→ **Provided information**:
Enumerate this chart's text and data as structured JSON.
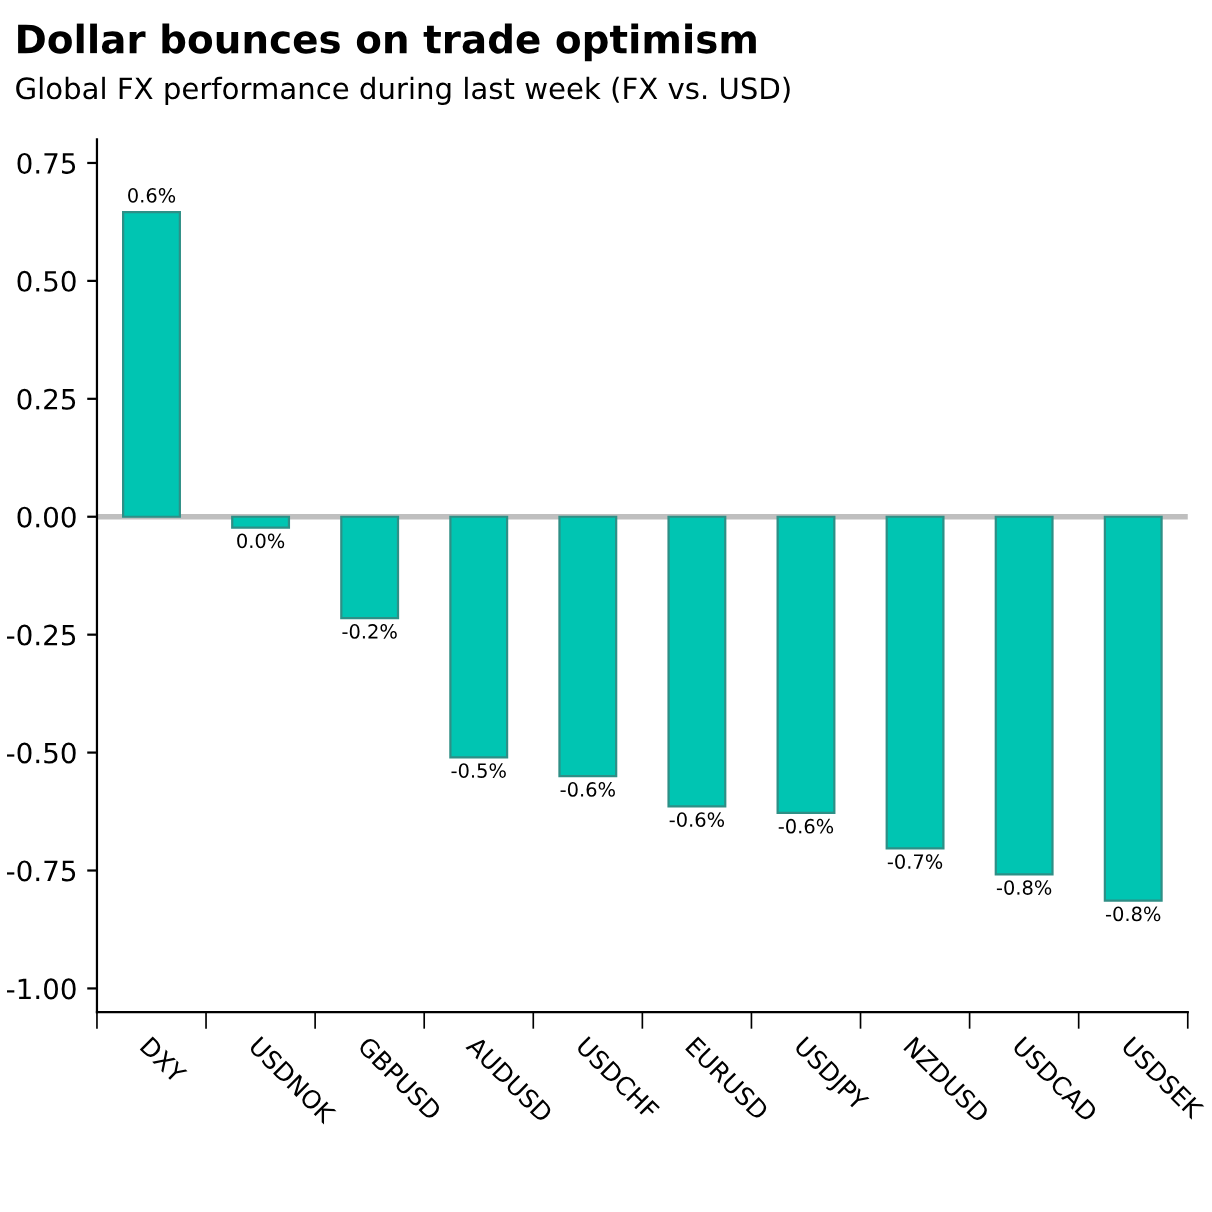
{
  "chart_data": {
    "type": "bar",
    "title": "Dollar bounces on trade optimism",
    "subtitle": "Global FX performance during last week (FX vs. USD)",
    "categories": [
      "DXY",
      "USDNOK",
      "GBPUSD",
      "AUDUSD",
      "USDCHF",
      "EURUSD",
      "USDJPY",
      "NZDUSD",
      "USDCAD",
      "USDSEK"
    ],
    "values": [
      0.646,
      -0.023,
      -0.215,
      -0.51,
      -0.55,
      -0.614,
      -0.628,
      -0.703,
      -0.758,
      -0.814
    ],
    "value_labels": [
      "0.6%",
      "0.0%",
      "-0.2%",
      "-0.5%",
      "-0.6%",
      "-0.6%",
      "-0.6%",
      "-0.7%",
      "-0.8%",
      "-0.8%"
    ],
    "color": "#00c5b2",
    "ylim": [
      -1.05,
      0.8
    ],
    "yticks": [
      {
        "value": -1.0,
        "label": "-1.00"
      },
      {
        "value": -0.75,
        "label": "-0.75"
      },
      {
        "value": -0.5,
        "label": "-0.50"
      },
      {
        "value": -0.25,
        "label": "-0.25"
      },
      {
        "value": 0,
        "label": "0.00"
      },
      {
        "value": 0.25,
        "label": "0.25"
      },
      {
        "value": 0.5,
        "label": "0.50"
      },
      {
        "value": 0.75,
        "label": "0.75"
      }
    ],
    "ref_lines": [
      {
        "axis": "y",
        "value": 0,
        "color": "#bfbfbf"
      }
    ],
    "grid": false,
    "legend": false
  }
}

→ **What the task asks**: Repeat the data in full and exactly. Omit pictures.

→ **Written response**:
Enumerate this chart's text and data as structured JSON.
{
  "chart_data": {
    "type": "bar",
    "title": "Dollar bounces on trade optimism",
    "subtitle": "Global FX performance during last week (FX vs. USD)",
    "categories": [
      "DXY",
      "USDNOK",
      "GBPUSD",
      "AUDUSD",
      "USDCHF",
      "EURUSD",
      "USDJPY",
      "NZDUSD",
      "USDCAD",
      "USDSEK"
    ],
    "values": [
      0.646,
      -0.023,
      -0.215,
      -0.51,
      -0.55,
      -0.614,
      -0.628,
      -0.703,
      -0.758,
      -0.814
    ],
    "value_labels": [
      "0.6%",
      "0.0%",
      "-0.2%",
      "-0.5%",
      "-0.6%",
      "-0.6%",
      "-0.6%",
      "-0.7%",
      "-0.8%",
      "-0.8%"
    ],
    "color": "#00c5b2",
    "ylim": [
      -1.05,
      0.8
    ],
    "yticks": [
      {
        "value": -1.0,
        "label": "-1.00"
      },
      {
        "value": -0.75,
        "label": "-0.75"
      },
      {
        "value": -0.5,
        "label": "-0.50"
      },
      {
        "value": -0.25,
        "label": "-0.25"
      },
      {
        "value": 0,
        "label": "0.00"
      },
      {
        "value": 0.25,
        "label": "0.25"
      },
      {
        "value": 0.5,
        "label": "0.50"
      },
      {
        "value": 0.75,
        "label": "0.75"
      }
    ],
    "ref_lines": [
      {
        "axis": "y",
        "value": 0,
        "color": "#bfbfbf"
      }
    ],
    "grid": false,
    "legend": false
  }
}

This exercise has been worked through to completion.